→ **Exercise directions**:
Every record should be written out exactly, please.

Items from a dataset:

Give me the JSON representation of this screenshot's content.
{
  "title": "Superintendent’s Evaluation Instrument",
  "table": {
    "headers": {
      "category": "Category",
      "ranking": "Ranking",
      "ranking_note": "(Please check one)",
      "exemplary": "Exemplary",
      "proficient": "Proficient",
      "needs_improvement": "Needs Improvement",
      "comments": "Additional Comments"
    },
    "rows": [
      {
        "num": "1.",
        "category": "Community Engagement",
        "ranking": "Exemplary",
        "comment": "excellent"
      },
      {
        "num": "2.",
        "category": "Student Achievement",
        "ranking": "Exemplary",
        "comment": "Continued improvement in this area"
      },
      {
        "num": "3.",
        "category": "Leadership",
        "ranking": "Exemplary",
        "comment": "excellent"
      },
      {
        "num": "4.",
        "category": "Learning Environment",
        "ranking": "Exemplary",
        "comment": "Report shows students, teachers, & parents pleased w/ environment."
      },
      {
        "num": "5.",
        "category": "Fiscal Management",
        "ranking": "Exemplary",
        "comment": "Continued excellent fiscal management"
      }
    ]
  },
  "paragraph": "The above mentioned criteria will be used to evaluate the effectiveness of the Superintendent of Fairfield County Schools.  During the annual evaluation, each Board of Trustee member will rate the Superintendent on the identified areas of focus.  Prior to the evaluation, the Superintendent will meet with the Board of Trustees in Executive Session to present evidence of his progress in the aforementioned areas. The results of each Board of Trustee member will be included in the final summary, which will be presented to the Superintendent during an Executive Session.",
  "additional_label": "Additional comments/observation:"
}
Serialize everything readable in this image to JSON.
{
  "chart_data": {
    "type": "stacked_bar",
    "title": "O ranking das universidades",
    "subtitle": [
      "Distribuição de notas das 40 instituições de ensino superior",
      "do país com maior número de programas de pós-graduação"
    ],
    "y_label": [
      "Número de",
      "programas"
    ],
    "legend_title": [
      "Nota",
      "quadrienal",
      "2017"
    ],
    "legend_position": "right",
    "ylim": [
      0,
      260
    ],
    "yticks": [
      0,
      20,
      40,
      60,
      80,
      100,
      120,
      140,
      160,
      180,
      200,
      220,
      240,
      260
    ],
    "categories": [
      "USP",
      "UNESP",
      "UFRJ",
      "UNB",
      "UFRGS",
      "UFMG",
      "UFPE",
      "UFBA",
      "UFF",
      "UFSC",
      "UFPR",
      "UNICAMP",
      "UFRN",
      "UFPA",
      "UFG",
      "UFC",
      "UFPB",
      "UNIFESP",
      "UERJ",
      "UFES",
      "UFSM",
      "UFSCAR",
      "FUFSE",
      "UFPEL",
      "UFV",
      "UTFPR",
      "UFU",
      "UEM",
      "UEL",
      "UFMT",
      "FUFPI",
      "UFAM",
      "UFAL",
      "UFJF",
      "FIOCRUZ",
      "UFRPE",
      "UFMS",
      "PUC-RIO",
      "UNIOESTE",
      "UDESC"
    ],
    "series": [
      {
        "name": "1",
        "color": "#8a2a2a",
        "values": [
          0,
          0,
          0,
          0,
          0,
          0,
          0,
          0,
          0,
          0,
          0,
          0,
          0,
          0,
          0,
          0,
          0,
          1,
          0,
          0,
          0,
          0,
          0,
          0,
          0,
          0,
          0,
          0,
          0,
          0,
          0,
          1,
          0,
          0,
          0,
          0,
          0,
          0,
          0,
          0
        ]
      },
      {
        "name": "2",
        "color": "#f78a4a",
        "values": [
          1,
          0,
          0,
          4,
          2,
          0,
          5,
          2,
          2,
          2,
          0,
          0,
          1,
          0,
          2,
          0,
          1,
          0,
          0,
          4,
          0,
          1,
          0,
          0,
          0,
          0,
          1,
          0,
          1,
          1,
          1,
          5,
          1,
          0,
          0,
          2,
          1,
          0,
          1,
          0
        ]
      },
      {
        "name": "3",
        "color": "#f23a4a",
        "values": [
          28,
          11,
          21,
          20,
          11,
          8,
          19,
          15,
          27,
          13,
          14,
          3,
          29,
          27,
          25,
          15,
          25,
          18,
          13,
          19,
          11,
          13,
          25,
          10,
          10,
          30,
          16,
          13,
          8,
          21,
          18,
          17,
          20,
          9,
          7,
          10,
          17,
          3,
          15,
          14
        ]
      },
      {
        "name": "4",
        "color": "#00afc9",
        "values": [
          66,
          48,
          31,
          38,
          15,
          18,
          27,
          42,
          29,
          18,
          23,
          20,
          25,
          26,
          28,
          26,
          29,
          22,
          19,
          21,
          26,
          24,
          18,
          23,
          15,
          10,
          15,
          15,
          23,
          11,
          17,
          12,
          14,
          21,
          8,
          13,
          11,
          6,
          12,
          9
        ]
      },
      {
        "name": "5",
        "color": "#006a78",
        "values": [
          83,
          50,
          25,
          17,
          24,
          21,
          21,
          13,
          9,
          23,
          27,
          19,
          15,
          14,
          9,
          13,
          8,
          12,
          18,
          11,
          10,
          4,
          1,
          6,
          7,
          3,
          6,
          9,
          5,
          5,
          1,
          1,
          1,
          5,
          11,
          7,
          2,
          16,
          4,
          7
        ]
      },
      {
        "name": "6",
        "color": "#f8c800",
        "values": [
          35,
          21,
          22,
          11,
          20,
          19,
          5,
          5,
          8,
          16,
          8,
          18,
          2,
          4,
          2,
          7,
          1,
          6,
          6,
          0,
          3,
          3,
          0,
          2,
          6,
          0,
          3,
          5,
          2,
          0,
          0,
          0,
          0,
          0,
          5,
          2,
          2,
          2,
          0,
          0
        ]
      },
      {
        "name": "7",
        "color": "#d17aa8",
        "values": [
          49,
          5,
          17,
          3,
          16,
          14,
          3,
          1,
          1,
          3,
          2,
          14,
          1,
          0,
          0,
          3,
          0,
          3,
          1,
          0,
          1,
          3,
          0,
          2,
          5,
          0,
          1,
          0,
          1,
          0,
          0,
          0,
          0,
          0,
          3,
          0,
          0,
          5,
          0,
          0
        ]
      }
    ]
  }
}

→ **Response to the task**:
Give me the JSON representation of this screenshot's content.
{
  "title": "Superintendent’s Evaluation Instrument",
  "table": {
    "headers": {
      "category": "Category",
      "ranking": "Ranking",
      "ranking_note": "(Please check one)",
      "exemplary": "Exemplary",
      "proficient": "Proficient",
      "needs_improvement": "Needs Improvement",
      "comments": "Additional Comments"
    },
    "rows": [
      {
        "num": "1.",
        "category": "Community Engagement",
        "ranking": "Exemplary",
        "comment": "excellent"
      },
      {
        "num": "2.",
        "category": "Student Achievement",
        "ranking": "Exemplary",
        "comment": "Continued improvement in this area"
      },
      {
        "num": "3.",
        "category": "Leadership",
        "ranking": "Exemplary",
        "comment": "excellent"
      },
      {
        "num": "4.",
        "category": "Learning Environment",
        "ranking": "Exemplary",
        "comment": "Report shows students, teachers, & parents pleased w/ environment."
      },
      {
        "num": "5.",
        "category": "Fiscal Management",
        "ranking": "Exemplary",
        "comment": "Continued excellent fiscal management"
      }
    ]
  },
  "paragraph": "The above mentioned criteria will be used to evaluate the effectiveness of the Superintendent of Fairfield County Schools.  During the annual evaluation, each Board of Trustee member will rate the Superintendent on the identified areas of focus.  Prior to the evaluation, the Superintendent will meet with the Board of Trustees in Executive Session to present evidence of his progress in the aforementioned areas. The results of each Board of Trustee member will be included in the final summary, which will be presented to the Superintendent during an Executive Session.",
  "additional_label": "Additional comments/observation:"
}
Serialize everything readable in this image to JSON.
{
  "chart_data": {
    "type": "stacked_bar",
    "title": "O ranking das universidades",
    "subtitle": [
      "Distribuição de notas das 40 instituições de ensino superior",
      "do país com maior número de programas de pós-graduação"
    ],
    "y_label": [
      "Número de",
      "programas"
    ],
    "legend_title": [
      "Nota",
      "quadrienal",
      "2017"
    ],
    "legend_position": "right",
    "ylim": [
      0,
      260
    ],
    "yticks": [
      0,
      20,
      40,
      60,
      80,
      100,
      120,
      140,
      160,
      180,
      200,
      220,
      240,
      260
    ],
    "categories": [
      "USP",
      "UNESP",
      "UFRJ",
      "UNB",
      "UFRGS",
      "UFMG",
      "UFPE",
      "UFBA",
      "UFF",
      "UFSC",
      "UFPR",
      "UNICAMP",
      "UFRN",
      "UFPA",
      "UFG",
      "UFC",
      "UFPB",
      "UNIFESP",
      "UERJ",
      "UFES",
      "UFSM",
      "UFSCAR",
      "FUFSE",
      "UFPEL",
      "UFV",
      "UTFPR",
      "UFU",
      "UEM",
      "UEL",
      "UFMT",
      "FUFPI",
      "UFAM",
      "UFAL",
      "UFJF",
      "FIOCRUZ",
      "UFRPE",
      "UFMS",
      "PUC-RIO",
      "UNIOESTE",
      "UDESC"
    ],
    "series": [
      {
        "name": "1",
        "color": "#8a2a2a",
        "values": [
          0,
          0,
          0,
          0,
          0,
          0,
          0,
          0,
          0,
          0,
          0,
          0,
          0,
          0,
          0,
          0,
          0,
          1,
          0,
          0,
          0,
          0,
          0,
          0,
          0,
          0,
          0,
          0,
          0,
          0,
          0,
          1,
          0,
          0,
          0,
          0,
          0,
          0,
          0,
          0
        ]
      },
      {
        "name": "2",
        "color": "#f78a4a",
        "values": [
          1,
          0,
          0,
          4,
          2,
          0,
          5,
          2,
          2,
          2,
          0,
          0,
          1,
          0,
          2,
          0,
          1,
          0,
          0,
          4,
          0,
          1,
          0,
          0,
          0,
          0,
          1,
          0,
          1,
          1,
          1,
          5,
          1,
          0,
          0,
          2,
          1,
          0,
          1,
          0
        ]
      },
      {
        "name": "3",
        "color": "#f23a4a",
        "values": [
          28,
          11,
          21,
          20,
          11,
          8,
          19,
          15,
          27,
          13,
          14,
          3,
          29,
          27,
          25,
          15,
          25,
          18,
          13,
          19,
          11,
          13,
          25,
          10,
          10,
          30,
          16,
          13,
          8,
          21,
          18,
          17,
          20,
          9,
          7,
          10,
          17,
          3,
          15,
          14
        ]
      },
      {
        "name": "4",
        "color": "#00afc9",
        "values": [
          66,
          48,
          31,
          38,
          15,
          18,
          27,
          42,
          29,
          18,
          23,
          20,
          25,
          26,
          28,
          26,
          29,
          22,
          19,
          21,
          26,
          24,
          18,
          23,
          15,
          10,
          15,
          15,
          23,
          11,
          17,
          12,
          14,
          21,
          8,
          13,
          11,
          6,
          12,
          9
        ]
      },
      {
        "name": "5",
        "color": "#006a78",
        "values": [
          83,
          50,
          25,
          17,
          24,
          21,
          21,
          13,
          9,
          23,
          27,
          19,
          15,
          14,
          9,
          13,
          8,
          12,
          18,
          11,
          10,
          4,
          1,
          6,
          7,
          3,
          6,
          9,
          5,
          5,
          1,
          1,
          1,
          5,
          11,
          7,
          2,
          16,
          4,
          7
        ]
      },
      {
        "name": "6",
        "color": "#f8c800",
        "values": [
          35,
          21,
          22,
          11,
          20,
          19,
          5,
          5,
          8,
          16,
          8,
          18,
          2,
          4,
          2,
          7,
          1,
          6,
          6,
          0,
          3,
          3,
          0,
          2,
          6,
          0,
          3,
          5,
          2,
          0,
          0,
          0,
          0,
          0,
          5,
          2,
          2,
          2,
          0,
          0
        ]
      },
      {
        "name": "7",
        "color": "#d17aa8",
        "values": [
          49,
          5,
          17,
          3,
          16,
          14,
          3,
          1,
          1,
          3,
          2,
          14,
          1,
          0,
          0,
          3,
          0,
          3,
          1,
          0,
          1,
          3,
          0,
          2,
          5,
          0,
          1,
          0,
          1,
          0,
          0,
          0,
          0,
          0,
          3,
          0,
          0,
          5,
          0,
          0
        ]
      }
    ]
  }
}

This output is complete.